Do this: Check each line of the records below for the word "JSON" and copy those where it appears.

——

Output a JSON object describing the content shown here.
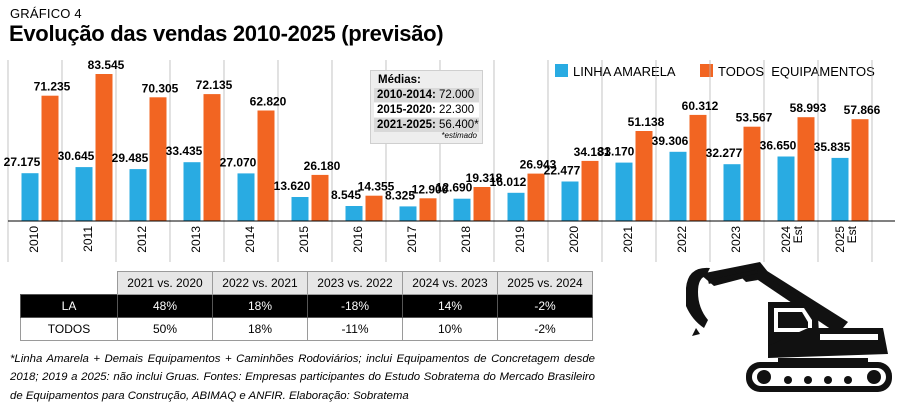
{
  "header": {
    "tag": "GRÁFICO 4",
    "title": "Evolução das vendas 2010-2025 (previsão)"
  },
  "chart_data": {
    "type": "bar",
    "categories": [
      "2010",
      "2011",
      "2012",
      "2013",
      "2014",
      "2015",
      "2016",
      "2017",
      "2018",
      "2019",
      "2020",
      "2021",
      "2022",
      "2023",
      "2024 Est",
      "2025 Est"
    ],
    "series": [
      {
        "name": "LINHA AMARELA",
        "color": "#29abe2",
        "values": [
          27175,
          30645,
          29485,
          33435,
          27070,
          13620,
          8545,
          8325,
          12690,
          16012,
          22477,
          33170,
          39306,
          32277,
          36650,
          35835
        ],
        "labels": [
          "27.175",
          "30.645",
          "29.485",
          "33.435",
          "27.070",
          "13.620",
          "8.545",
          "8.325",
          "12.690",
          "16.012",
          "22.477",
          "33.170",
          "39.306",
          "32.277",
          "36.650",
          "35.835"
        ]
      },
      {
        "name": "TODOS  EQUIPAMENTOS",
        "color": "#f26522",
        "values": [
          71235,
          83545,
          70305,
          72135,
          62820,
          26180,
          14355,
          12900,
          19318,
          26943,
          34181,
          51138,
          60312,
          53567,
          58993,
          57866
        ],
        "labels": [
          "71.235",
          "83.545",
          "70.305",
          "72.135",
          "62.820",
          "26.180",
          "14.355",
          "12.900",
          "19.318",
          "26.943",
          "34.181",
          "51.138",
          "60.312",
          "53.567",
          "58.993",
          "57.866"
        ]
      }
    ],
    "legend_position": "top-right",
    "grid": false
  },
  "medias": {
    "title": "Médias:",
    "rows": [
      {
        "period": "2010-2014:",
        "value": "72.000"
      },
      {
        "period": "2015-2020:",
        "value": "22.300"
      },
      {
        "period": "2021-2025:",
        "value": "56.400*"
      }
    ],
    "note": "*estimado"
  },
  "comparison_table": {
    "headers": [
      "2021 vs. 2020",
      "2022 vs. 2021",
      "2023 vs. 2022",
      "2024 vs. 2023",
      "2025 vs. 2024"
    ],
    "rows": [
      {
        "label": "LA",
        "values": [
          "48%",
          "18%",
          "-18%",
          "14%",
          "-2%"
        ]
      },
      {
        "label": "TODOS",
        "values": [
          "50%",
          "18%",
          "-11%",
          "10%",
          "-2%"
        ]
      }
    ]
  },
  "footnote": "*Linha Amarela + Demais Equipamentos + Caminhões Rodoviários; inclui Equipamentos de Concretagem desde 2018; 2019 a 2025: não inclui Gruas. Fontes: Empresas participantes do Estudo Sobratema do Mercado Brasileiro de Equipamentos para Construção, ABIMAQ e ANFIR. Elaboração: Sobratema",
  "illustration": {
    "icon": "excavator-icon"
  }
}
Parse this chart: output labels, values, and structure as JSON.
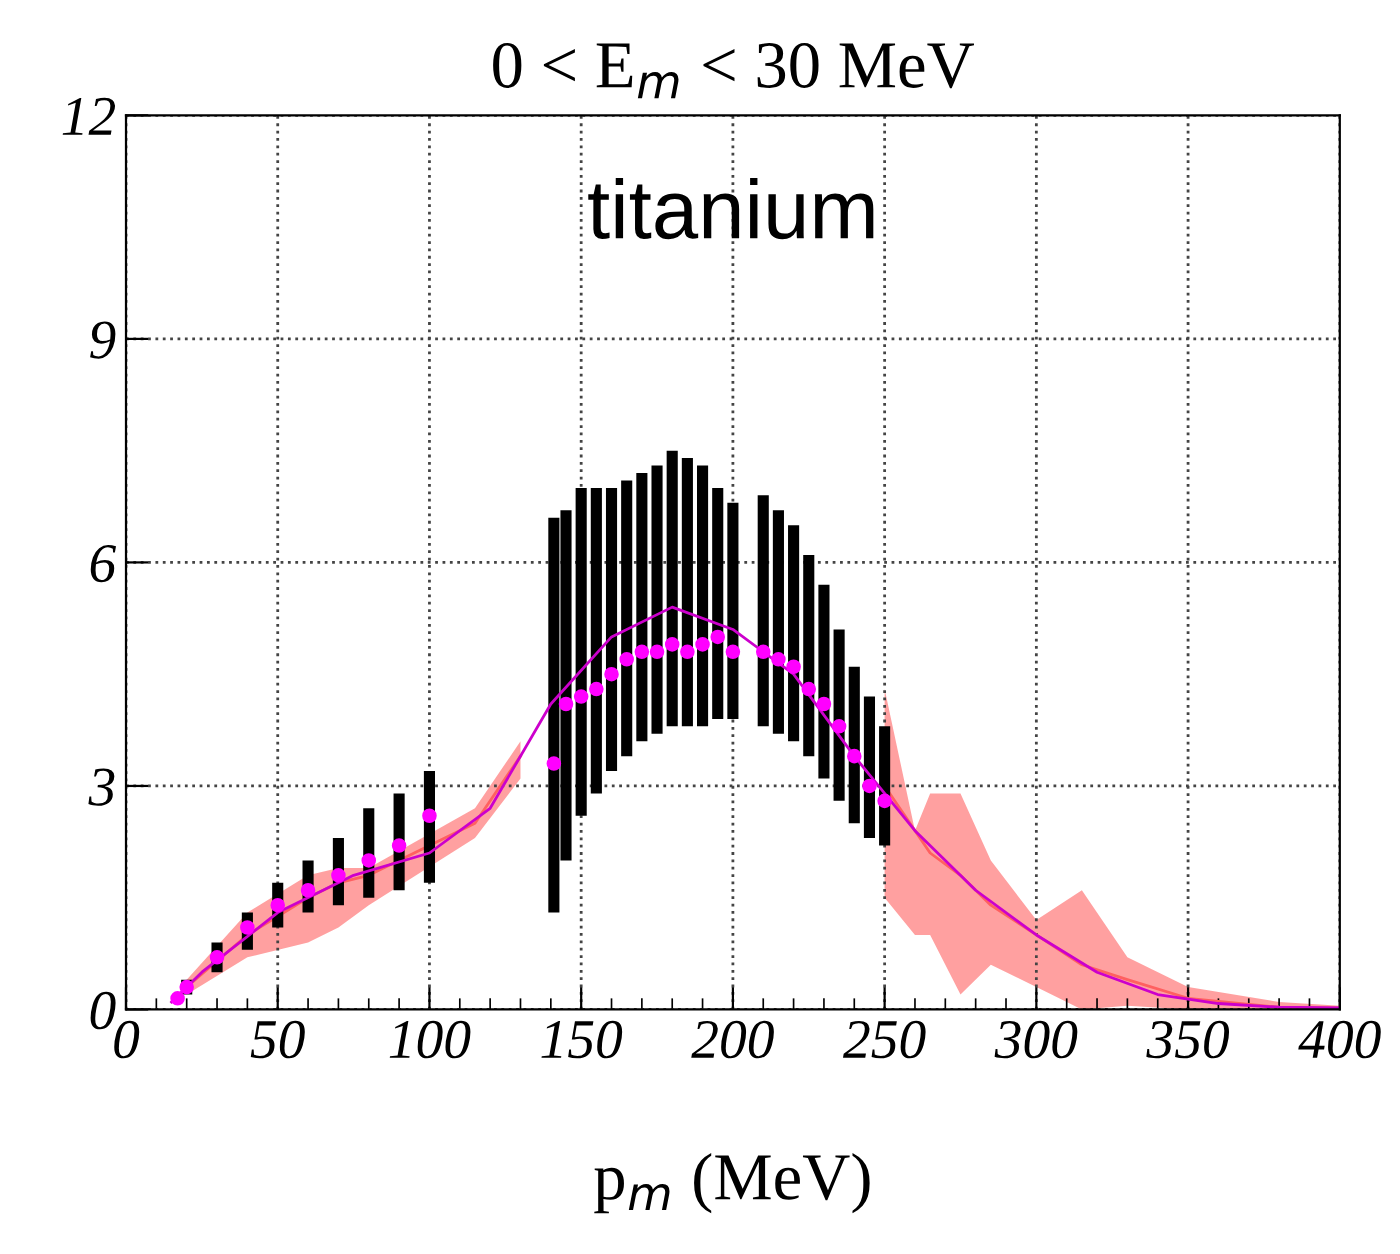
{
  "chart_data": {
    "type": "scatter",
    "title": "0 < E$_{m}$ < 30 MeV",
    "xlabel": "p$_{m}$ (MeV)",
    "annotations": [
      "titanium"
    ],
    "xlim": [
      0,
      400
    ],
    "xticks": [
      0,
      50,
      100,
      150,
      200,
      250,
      300,
      350,
      400
    ],
    "ylim": [
      0,
      12
    ],
    "yticks": [
      0,
      3,
      6,
      9,
      12
    ],
    "grid": true,
    "legend": false,
    "series": [
      {
        "type": "line",
        "color": "#ff6060",
        "x": [
          20,
          40,
          60,
          70,
          80,
          115,
          130,
          190,
          250,
          260,
          265,
          275,
          285,
          300,
          315,
          330,
          350,
          380,
          400
        ],
        "values": [
          0.3,
          1.0,
          1.5,
          1.7,
          1.8,
          2.5,
          3.4,
          null,
          3.0,
          2.4,
          2.1,
          1.8,
          1.4,
          1.0,
          0.6,
          0.4,
          0.15,
          0.03,
          0.02
        ],
        "lower": [
          0.2,
          0.7,
          0.9,
          1.1,
          1.4,
          2.3,
          3.1,
          null,
          1.5,
          1.0,
          1.0,
          0.2,
          0.6,
          0.3,
          0.0,
          0.05,
          0.0,
          0.0,
          0.0
        ],
        "upper": [
          0.4,
          1.3,
          1.8,
          1.9,
          1.9,
          2.7,
          3.6,
          null,
          4.3,
          2.4,
          2.9,
          2.9,
          2.0,
          1.2,
          1.6,
          0.7,
          0.3,
          0.1,
          0.05
        ]
      },
      {
        "color": "#ff00ff",
        "marker": "circle",
        "x": [
          17,
          20,
          30,
          40,
          50,
          60,
          70,
          80,
          90,
          100,
          141,
          145,
          150,
          155,
          160,
          165,
          170,
          175,
          180,
          185,
          190,
          195,
          200,
          210,
          215,
          220,
          225,
          230,
          235,
          240,
          245,
          250
        ],
        "values": [
          0.15,
          0.3,
          0.7,
          1.1,
          1.4,
          1.6,
          1.8,
          2.0,
          2.2,
          2.6,
          3.3,
          4.1,
          4.2,
          4.3,
          4.5,
          4.7,
          4.8,
          4.8,
          4.9,
          4.8,
          4.9,
          5.0,
          4.8,
          4.8,
          4.7,
          4.6,
          4.3,
          4.1,
          3.8,
          3.4,
          3.0,
          2.8
        ],
        "errors": [
          null,
          [
            0.2,
            0.4
          ],
          [
            0.5,
            0.9
          ],
          [
            0.8,
            1.3
          ],
          [
            1.1,
            1.7
          ],
          [
            1.3,
            2.0
          ],
          [
            1.4,
            2.3
          ],
          [
            1.5,
            2.7
          ],
          [
            1.6,
            2.9
          ],
          [
            1.7,
            3.2
          ],
          [
            1.3,
            6.6
          ],
          [
            2.0,
            6.7
          ],
          [
            2.6,
            7.0
          ],
          [
            2.9,
            7.0
          ],
          [
            3.2,
            7.0
          ],
          [
            3.4,
            7.1
          ],
          [
            3.6,
            7.2
          ],
          [
            3.7,
            7.3
          ],
          [
            3.8,
            7.5
          ],
          [
            3.8,
            7.4
          ],
          [
            3.8,
            7.3
          ],
          [
            3.9,
            7.0
          ],
          [
            3.9,
            6.8
          ],
          [
            3.8,
            6.9
          ],
          [
            3.7,
            6.7
          ],
          [
            3.6,
            6.5
          ],
          [
            3.4,
            6.1
          ],
          [
            3.1,
            5.7
          ],
          [
            2.8,
            5.1
          ],
          [
            2.5,
            4.6
          ],
          [
            2.3,
            4.2
          ],
          [
            2.2,
            3.8
          ]
        ]
      },
      {
        "type": "line",
        "color": "#cc00cc",
        "x": [
          15,
          25,
          50,
          75,
          100,
          120,
          140,
          160,
          180,
          200,
          220,
          240,
          260,
          280,
          300,
          320,
          340,
          360,
          380,
          400
        ],
        "values": [
          0.1,
          0.5,
          1.3,
          1.8,
          2.1,
          2.7,
          4.1,
          5.0,
          5.4,
          5.1,
          4.5,
          3.4,
          2.4,
          1.6,
          1.0,
          0.5,
          0.2,
          0.08,
          0.03,
          0.02
        ]
      }
    ]
  }
}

——

Exercise solution:
Output a JSON object describing the content shown here.
Parse this chart: output labels, values, and structure as JSON.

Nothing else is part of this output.